### Exercise objective
In the entries, find all lines that hold the word "когда" and copy them.

### Exercise inputs

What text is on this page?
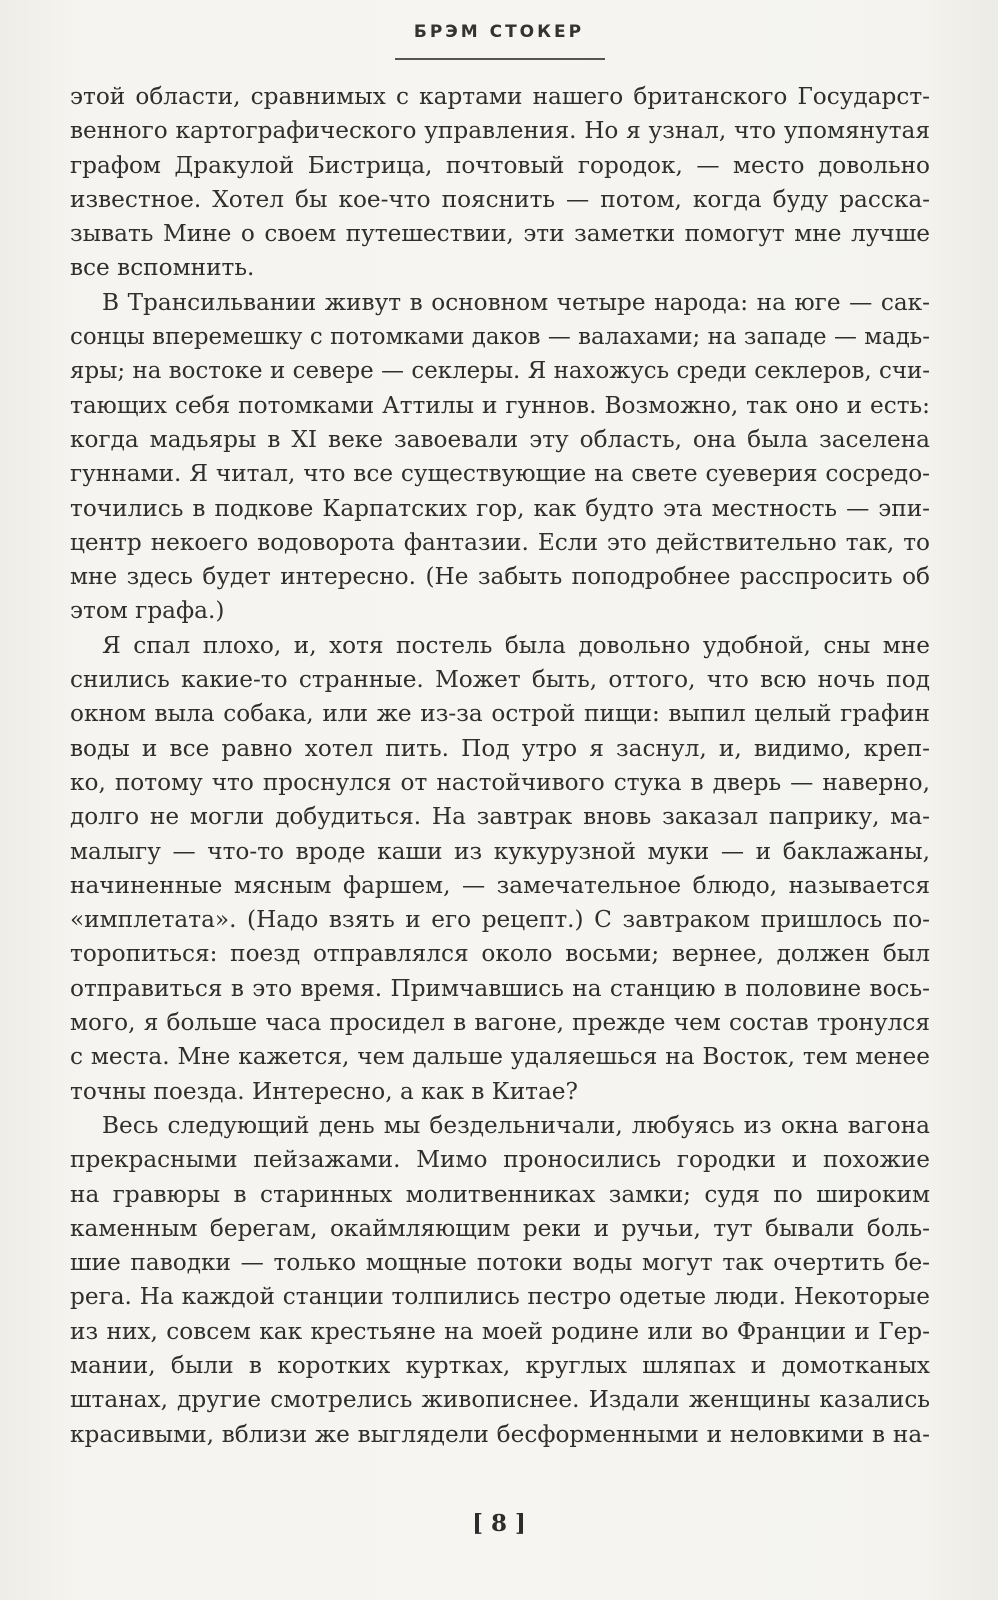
БРЭМ СТОКЕР
этой области, сравнимых с картами нашего британского Государст-
венного картографического управления. Но я узнал, что упомянутая
графом Дракулой Бистрица, почтовый городок, — место довольно
известное. Хотел бы кое-что пояснить — потом, когда буду расска-
зывать Мине о своем путешествии, эти заметки помогут мне лучше
все вспомнить.
В Трансильвании живут в основном четыре народа: на юге — сак-
сонцы вперемешку с потомками даков — валахами; на западе — мадь-
яры; на востоке и севере — секлеры. Я нахожусь среди секлеров, счи-
тающих себя потомками Аттилы и гуннов. Возможно, так оно и есть:
когда мадьяры в XI веке завоевали эту область, она была заселена
гуннами. Я читал, что все существующие на свете суеверия сосредо-
точились в подкове Карпатских гор, как будто эта местность — эпи-
центр некоего водоворота фантазии. Если это действительно так, то
мне здесь будет интересно. (Не забыть поподробнее расспросить об
этом графа.)
Я спал плохо, и, хотя постель была довольно удобной, сны мне
снились какие-то странные. Может быть, оттого, что всю ночь под
окном выла собака, или же из-за острой пищи: выпил целый графин
воды и все равно хотел пить. Под утро я заснул, и, видимо, креп-
ко, потому что проснулся от настойчивого стука в дверь — наверно,
долго не могли добудиться. На завтрак вновь заказал паприку, ма-
малыгу — что-то вроде каши из кукурузной муки — и баклажаны,
начиненные мясным фаршем, — замечательное блюдо, называется
«имплетата». (Надо взять и его рецепт.) С завтраком пришлось по-
торопиться: поезд отправлялся около восьми; вернее, должен был
отправиться в это время. Примчавшись на станцию в половине вось-
мого, я больше часа просидел в вагоне, прежде чем состав тронулся
с места. Мне кажется, чем дальше удаляешься на Восток, тем менее
точны поезда. Интересно, а как в Китае?
Весь следующий день мы бездельничали, любуясь из окна вагона
прекрасными пейзажами. Мимо проносились городки и похожие
на гравюры в старинных молитвенниках замки; судя по широким
каменным берегам, окаймляющим реки и ручьи, тут бывали боль-
шие паводки — только мощные потоки воды могут так очертить бе-
рега. На каждой станции толпились пестро одетые люди. Некоторые
из них, совсем как крестьяне на моей родине или во Франции и Гер-
мании, были в коротких куртках, круглых шляпах и домотканых
штанах, другие смотрелись живописнее. Издали женщины казались
красивыми, вблизи же выглядели бесформенными и неловкими в на-
[ 8 ]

### Output for this exercise
известное. Хотел бы кое-что пояснить — потом, когда буду расска-
когда мадьяры в XI веке завоевали эту область, она была заселена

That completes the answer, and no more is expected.